Can you transcribe every line exactly and leave the pictures behind?
══ RECORDS SHOWN
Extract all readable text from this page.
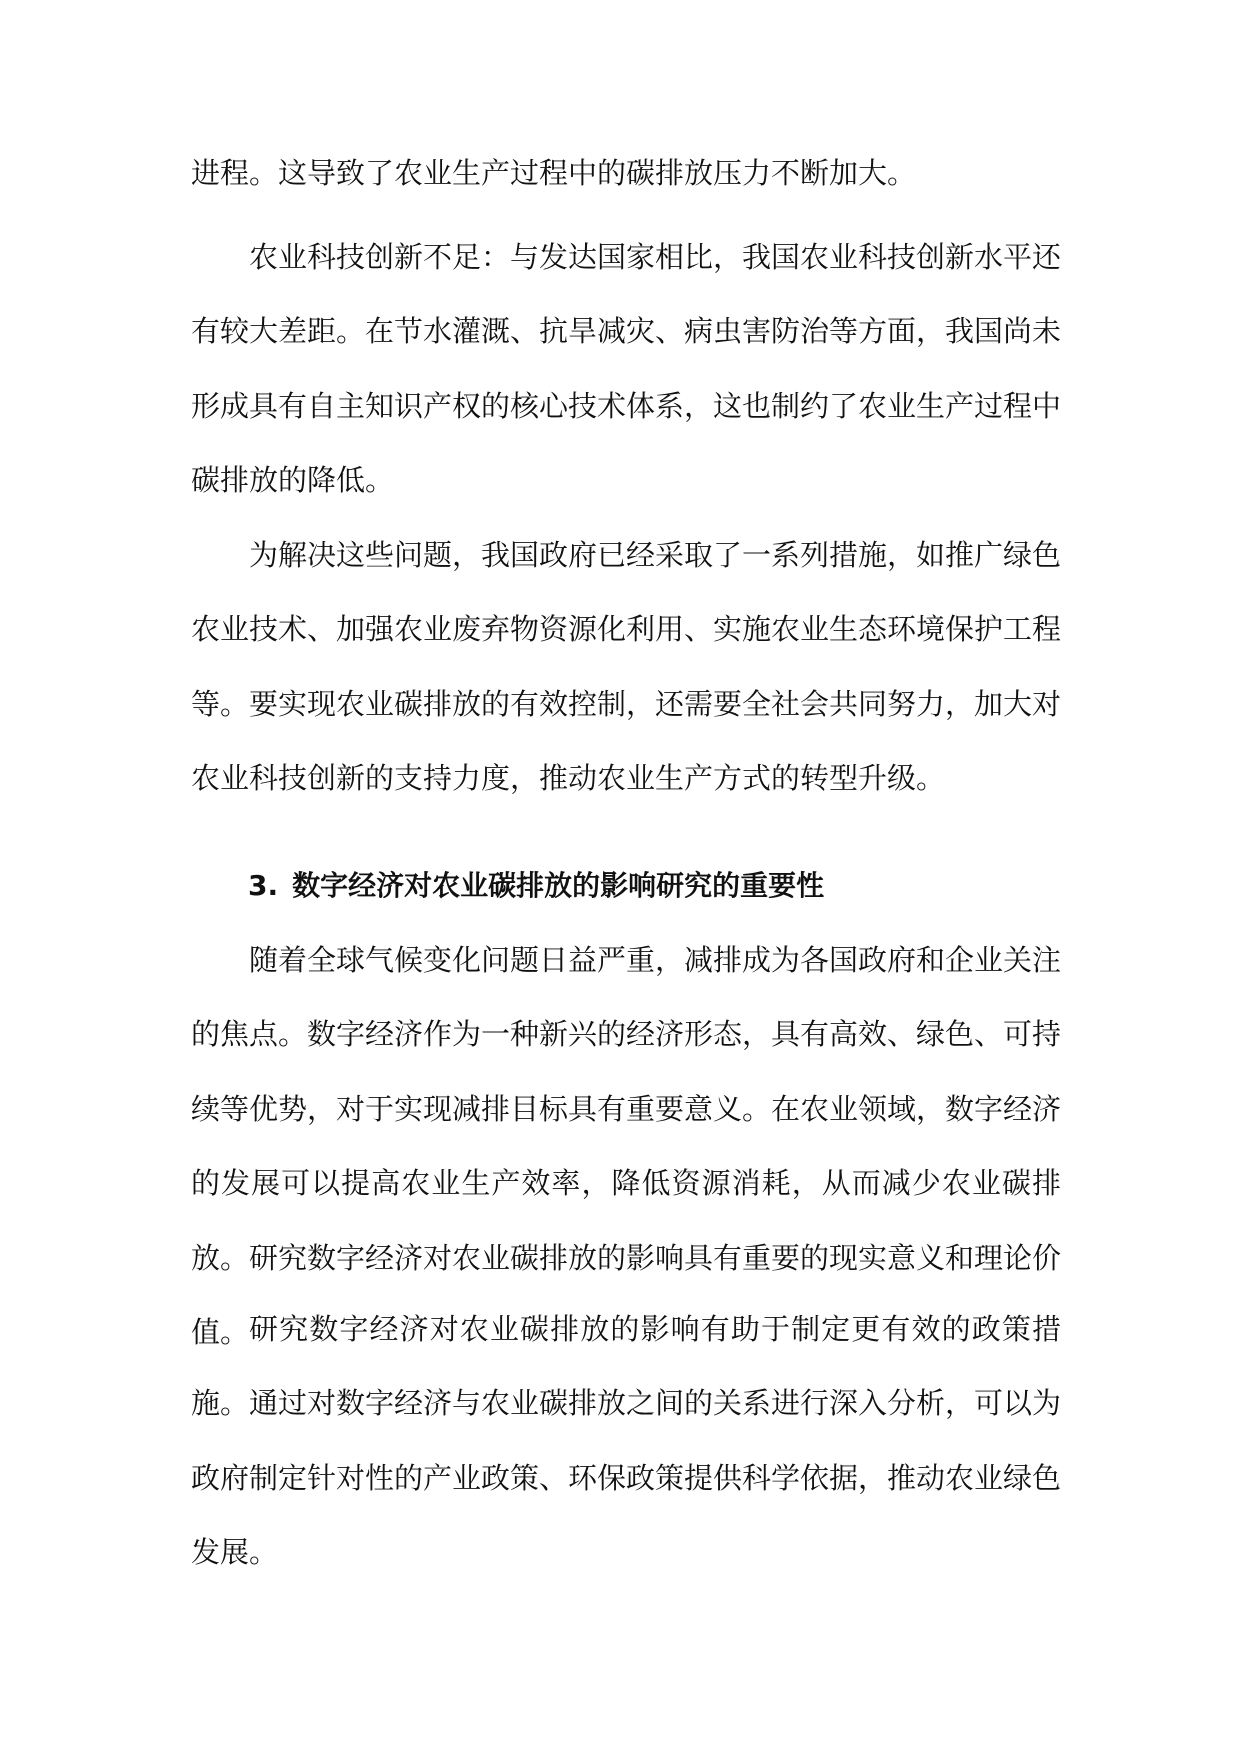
进程。这导致了农业生产过程中的碳排放压力不断加大。

农业科技创新不足：与发达国家相比，我国农业科技创新水平还有较大差距。在节水灌溉、抗旱减灾、病虫害防治等方面，我国尚未形成具有自主知识产权的核心技术体系，这也制约了农业生产过程中碳排放的降低。

为解决这些问题，我国政府已经采取了一系列措施，如推广绿色农业技术、加强农业废弃物资源化利用、实施农业生态环境保护工程等。要实现农业碳排放的有效控制，还需要全社会共同努力，加大对农业科技创新的支持力度，推动农业生产方式的转型升级。

3. 数字经济对农业碳排放的影响研究的重要性

随着全球气候变化问题日益严重，减排成为各国政府和企业关注的焦点。数字经济作为一种新兴的经济形态，具有高效、绿色、可持续等优势，对于实现减排目标具有重要意义。在农业领域，数字经济的发展可以提高农业生产效率，降低资源消耗，从而减少农业碳排放。研究数字经济对农业碳排放的影响具有重要的现实意义和理论价值。 研究数字经济对农业碳排放的影响有助于制定更有效的政策措施。通过对数字经济与农业碳排放之间的关系进行深入分析，可以为政府制定针对性的产业政策、环保政策提供科学依据，推动农业绿色发展。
════
● **RESPONSE TO THE EXERCISE**:
Extract all readable text from this page.
进程。这导致了农业生产过程中的碳排放压力不断加大。

农业科技创新不足：与发达国家相比，我国农业科技创新水平还有较大差距。在节水灌溉、抗旱减灾、病虫害防治等方面，我国尚未形成具有自主知识产权的核心技术体系，这也制约了农业生产过程中碳排放的降低。

为解决这些问题，我国政府已经采取了一系列措施，如推广绿色农业技术、加强农业废弃物资源化利用、实施农业生态环境保护工程等。要实现农业碳排放的有效控制，还需要全社会共同努力，加大对农业科技创新的支持力度，推动农业生产方式的转型升级。

3. 数字经济对农业碳排放的影响研究的重要性

随着全球气候变化问题日益严重，减排成为各国政府和企业关注的焦点。数字经济作为一种新兴的经济形态，具有高效、绿色、可持续等优势，对于实现减排目标具有重要意义。在农业领域，数字经济的发展可以提高农业生产效率，降低资源消耗，从而减少农业碳排放。研究数字经济对农业碳排放的影响具有重要的现实意义和理论价值。 研究数字经济对农业碳排放的影响有助于制定更有效的政策措施。通过对数字经济与农业碳排放之间的关系进行深入分析，可以为政府制定针对性的产业政策、环保政策提供科学依据，推动农业绿色发展。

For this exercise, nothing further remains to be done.